**WRITTEN TASK:**
Scan the records below for lines with the word "Joana", then state how many you find and nothing else.

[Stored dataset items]
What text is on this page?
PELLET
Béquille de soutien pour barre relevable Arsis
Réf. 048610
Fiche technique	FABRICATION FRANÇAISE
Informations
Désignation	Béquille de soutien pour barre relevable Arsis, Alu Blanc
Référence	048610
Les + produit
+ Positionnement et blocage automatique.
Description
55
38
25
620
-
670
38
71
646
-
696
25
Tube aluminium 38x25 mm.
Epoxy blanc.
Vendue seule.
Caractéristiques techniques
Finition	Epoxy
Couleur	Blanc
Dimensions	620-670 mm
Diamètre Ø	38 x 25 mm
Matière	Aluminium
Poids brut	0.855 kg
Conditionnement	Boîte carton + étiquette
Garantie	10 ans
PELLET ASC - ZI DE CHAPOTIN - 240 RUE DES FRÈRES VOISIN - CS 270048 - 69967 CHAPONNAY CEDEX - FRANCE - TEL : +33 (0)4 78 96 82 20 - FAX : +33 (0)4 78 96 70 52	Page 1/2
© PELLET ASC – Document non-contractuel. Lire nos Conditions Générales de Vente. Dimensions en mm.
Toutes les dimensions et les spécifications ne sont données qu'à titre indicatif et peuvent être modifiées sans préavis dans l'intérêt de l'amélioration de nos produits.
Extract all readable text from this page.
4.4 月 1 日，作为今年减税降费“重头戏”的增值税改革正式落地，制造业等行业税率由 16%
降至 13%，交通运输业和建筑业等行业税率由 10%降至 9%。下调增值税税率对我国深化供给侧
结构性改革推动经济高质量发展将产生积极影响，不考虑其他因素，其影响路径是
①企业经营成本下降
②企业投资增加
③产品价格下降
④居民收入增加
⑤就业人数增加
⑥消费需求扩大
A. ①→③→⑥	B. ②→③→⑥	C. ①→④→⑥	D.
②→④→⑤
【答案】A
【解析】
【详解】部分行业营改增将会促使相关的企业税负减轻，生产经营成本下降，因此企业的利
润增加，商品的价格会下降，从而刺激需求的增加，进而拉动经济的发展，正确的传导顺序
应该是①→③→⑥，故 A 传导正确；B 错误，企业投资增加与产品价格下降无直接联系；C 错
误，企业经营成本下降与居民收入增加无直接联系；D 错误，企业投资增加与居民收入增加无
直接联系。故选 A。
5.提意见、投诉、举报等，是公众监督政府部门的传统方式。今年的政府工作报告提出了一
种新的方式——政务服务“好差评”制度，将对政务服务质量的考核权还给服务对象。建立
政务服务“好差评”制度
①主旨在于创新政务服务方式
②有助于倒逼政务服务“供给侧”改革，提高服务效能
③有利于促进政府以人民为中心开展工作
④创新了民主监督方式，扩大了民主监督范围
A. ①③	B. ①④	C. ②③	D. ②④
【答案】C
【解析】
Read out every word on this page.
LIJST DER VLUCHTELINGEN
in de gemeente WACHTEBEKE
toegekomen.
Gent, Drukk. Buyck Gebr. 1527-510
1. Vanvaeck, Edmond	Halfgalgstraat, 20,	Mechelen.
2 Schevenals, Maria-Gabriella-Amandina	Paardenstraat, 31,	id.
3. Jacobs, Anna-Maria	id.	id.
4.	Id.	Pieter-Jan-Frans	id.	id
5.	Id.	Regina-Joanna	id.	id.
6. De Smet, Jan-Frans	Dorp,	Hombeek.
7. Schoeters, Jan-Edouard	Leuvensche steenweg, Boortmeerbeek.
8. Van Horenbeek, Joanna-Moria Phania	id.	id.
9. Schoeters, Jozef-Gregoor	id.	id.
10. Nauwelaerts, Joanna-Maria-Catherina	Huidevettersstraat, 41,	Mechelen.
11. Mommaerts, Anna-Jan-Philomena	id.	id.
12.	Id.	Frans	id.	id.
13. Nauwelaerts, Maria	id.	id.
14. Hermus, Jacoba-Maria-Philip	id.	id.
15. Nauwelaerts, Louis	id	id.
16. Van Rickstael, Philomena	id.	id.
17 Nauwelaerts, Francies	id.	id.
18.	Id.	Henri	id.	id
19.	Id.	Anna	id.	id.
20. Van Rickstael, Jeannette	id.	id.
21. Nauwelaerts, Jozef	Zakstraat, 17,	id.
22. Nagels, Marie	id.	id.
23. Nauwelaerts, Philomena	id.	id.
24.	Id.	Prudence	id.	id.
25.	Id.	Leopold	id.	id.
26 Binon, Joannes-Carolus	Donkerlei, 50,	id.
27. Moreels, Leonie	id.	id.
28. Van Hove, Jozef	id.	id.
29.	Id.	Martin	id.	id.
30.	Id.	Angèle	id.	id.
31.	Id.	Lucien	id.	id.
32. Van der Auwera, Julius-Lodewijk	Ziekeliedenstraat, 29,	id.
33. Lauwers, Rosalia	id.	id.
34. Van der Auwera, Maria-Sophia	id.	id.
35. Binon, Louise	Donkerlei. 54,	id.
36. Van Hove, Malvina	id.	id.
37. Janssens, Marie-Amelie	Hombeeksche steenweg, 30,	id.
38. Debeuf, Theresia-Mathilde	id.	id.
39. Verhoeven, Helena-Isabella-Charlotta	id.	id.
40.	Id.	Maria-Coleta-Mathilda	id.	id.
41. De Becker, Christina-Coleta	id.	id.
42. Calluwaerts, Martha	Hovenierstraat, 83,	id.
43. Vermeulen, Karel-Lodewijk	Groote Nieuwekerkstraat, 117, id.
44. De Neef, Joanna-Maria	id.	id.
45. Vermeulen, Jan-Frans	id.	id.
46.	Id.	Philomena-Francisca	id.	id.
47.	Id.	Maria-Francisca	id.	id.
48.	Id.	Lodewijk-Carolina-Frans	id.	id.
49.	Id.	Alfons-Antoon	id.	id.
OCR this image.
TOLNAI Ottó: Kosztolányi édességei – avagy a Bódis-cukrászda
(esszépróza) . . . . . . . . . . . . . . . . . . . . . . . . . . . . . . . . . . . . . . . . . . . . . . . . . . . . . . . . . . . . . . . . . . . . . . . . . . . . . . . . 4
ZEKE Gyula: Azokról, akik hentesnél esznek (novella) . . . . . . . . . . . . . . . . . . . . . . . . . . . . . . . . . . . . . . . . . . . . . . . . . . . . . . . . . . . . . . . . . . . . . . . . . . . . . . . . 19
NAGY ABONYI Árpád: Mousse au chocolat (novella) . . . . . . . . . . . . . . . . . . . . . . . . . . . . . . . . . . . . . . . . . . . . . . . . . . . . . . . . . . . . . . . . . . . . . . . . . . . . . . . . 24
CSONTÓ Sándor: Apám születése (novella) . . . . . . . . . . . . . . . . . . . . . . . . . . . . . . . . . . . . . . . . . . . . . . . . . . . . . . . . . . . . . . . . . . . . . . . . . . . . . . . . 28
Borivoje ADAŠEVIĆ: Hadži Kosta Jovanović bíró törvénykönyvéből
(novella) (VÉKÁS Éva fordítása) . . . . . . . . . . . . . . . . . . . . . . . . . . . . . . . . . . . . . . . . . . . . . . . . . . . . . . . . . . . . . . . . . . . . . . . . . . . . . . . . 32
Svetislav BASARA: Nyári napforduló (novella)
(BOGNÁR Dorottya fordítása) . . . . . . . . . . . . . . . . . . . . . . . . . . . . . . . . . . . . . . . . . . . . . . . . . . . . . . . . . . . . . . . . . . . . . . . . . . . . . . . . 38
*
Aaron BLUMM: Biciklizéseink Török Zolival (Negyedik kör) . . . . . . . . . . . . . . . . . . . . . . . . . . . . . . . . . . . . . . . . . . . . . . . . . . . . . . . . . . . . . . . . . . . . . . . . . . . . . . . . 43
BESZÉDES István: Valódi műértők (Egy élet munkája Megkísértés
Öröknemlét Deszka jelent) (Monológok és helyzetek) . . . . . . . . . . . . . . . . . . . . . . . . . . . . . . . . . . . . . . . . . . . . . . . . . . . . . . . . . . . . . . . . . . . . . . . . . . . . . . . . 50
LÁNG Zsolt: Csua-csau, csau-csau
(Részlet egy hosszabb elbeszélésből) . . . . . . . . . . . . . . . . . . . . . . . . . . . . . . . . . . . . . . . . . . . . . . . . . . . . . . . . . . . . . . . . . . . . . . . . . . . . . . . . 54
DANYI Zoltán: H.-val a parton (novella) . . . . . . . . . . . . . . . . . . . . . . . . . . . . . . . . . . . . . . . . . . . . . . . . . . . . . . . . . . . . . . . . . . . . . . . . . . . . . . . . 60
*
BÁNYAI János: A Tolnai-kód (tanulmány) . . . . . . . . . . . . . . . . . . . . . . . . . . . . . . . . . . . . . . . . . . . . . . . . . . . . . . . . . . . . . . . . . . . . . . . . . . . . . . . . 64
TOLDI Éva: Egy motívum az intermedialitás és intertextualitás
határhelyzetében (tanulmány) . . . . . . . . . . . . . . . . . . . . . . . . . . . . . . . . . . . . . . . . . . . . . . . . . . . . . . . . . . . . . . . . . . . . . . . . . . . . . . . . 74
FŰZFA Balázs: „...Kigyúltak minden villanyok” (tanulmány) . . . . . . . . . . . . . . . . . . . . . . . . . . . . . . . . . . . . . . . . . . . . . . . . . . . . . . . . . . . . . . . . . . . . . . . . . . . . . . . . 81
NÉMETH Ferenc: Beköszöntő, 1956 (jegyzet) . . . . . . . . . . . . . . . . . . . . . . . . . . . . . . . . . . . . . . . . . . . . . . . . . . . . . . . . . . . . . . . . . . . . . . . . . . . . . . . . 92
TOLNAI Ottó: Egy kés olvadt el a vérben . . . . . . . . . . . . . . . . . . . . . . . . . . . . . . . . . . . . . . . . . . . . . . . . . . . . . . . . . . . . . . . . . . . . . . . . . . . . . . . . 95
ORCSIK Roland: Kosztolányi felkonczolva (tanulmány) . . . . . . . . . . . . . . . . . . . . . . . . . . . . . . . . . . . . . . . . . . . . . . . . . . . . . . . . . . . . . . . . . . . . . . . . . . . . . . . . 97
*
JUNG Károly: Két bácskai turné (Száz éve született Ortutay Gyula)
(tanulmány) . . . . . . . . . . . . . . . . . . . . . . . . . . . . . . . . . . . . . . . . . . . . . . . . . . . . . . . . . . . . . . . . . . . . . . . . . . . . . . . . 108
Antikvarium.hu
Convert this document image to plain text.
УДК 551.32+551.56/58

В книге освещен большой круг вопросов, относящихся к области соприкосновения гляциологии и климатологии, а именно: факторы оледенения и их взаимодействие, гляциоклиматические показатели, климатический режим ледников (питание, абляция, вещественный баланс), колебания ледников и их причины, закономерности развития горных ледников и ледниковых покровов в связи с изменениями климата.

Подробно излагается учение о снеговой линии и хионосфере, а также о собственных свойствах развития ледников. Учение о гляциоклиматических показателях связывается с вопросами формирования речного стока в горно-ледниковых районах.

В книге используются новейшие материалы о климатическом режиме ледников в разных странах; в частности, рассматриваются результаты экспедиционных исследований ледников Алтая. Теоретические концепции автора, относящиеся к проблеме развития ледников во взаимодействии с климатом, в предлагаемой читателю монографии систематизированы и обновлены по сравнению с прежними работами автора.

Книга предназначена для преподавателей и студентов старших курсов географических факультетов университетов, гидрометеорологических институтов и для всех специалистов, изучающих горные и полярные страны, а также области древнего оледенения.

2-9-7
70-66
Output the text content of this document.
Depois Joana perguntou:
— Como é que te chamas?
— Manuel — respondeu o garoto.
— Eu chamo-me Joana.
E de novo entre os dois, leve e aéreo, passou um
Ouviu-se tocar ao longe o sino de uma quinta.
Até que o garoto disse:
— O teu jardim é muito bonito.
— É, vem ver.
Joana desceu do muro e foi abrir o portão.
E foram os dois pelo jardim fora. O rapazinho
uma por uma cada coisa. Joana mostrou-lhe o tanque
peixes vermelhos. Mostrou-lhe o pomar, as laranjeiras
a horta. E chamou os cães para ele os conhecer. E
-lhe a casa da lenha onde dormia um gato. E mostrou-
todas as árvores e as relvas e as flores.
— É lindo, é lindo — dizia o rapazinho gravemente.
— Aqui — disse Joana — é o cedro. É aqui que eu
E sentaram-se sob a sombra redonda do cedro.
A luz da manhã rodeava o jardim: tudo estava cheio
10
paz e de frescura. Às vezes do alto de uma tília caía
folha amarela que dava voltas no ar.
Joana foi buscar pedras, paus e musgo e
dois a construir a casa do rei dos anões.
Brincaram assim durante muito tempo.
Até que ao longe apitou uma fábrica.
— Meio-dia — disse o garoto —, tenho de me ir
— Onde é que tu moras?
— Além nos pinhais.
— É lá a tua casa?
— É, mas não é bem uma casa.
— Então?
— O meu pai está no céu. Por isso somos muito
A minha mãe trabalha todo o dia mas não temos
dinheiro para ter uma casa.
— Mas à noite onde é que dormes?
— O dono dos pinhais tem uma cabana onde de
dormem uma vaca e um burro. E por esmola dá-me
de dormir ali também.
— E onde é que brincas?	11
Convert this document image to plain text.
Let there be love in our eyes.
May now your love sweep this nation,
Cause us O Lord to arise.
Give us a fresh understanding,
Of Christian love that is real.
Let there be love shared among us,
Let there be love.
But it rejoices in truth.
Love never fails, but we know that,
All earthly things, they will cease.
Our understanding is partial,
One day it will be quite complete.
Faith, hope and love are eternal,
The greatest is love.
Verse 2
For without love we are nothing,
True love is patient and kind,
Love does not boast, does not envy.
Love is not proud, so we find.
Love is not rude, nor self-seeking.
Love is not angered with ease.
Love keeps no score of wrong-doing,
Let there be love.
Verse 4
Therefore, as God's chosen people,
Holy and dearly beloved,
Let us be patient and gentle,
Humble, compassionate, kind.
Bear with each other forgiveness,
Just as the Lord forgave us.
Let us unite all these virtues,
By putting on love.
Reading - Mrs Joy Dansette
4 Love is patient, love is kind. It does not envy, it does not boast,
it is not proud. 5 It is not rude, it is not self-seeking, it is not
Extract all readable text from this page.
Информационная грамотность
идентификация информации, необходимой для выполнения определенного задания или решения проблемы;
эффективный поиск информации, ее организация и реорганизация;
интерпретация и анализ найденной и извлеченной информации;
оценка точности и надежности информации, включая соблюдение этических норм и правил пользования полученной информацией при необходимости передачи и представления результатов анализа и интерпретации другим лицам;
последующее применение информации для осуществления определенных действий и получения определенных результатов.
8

**WORKED SOLUTION:**
6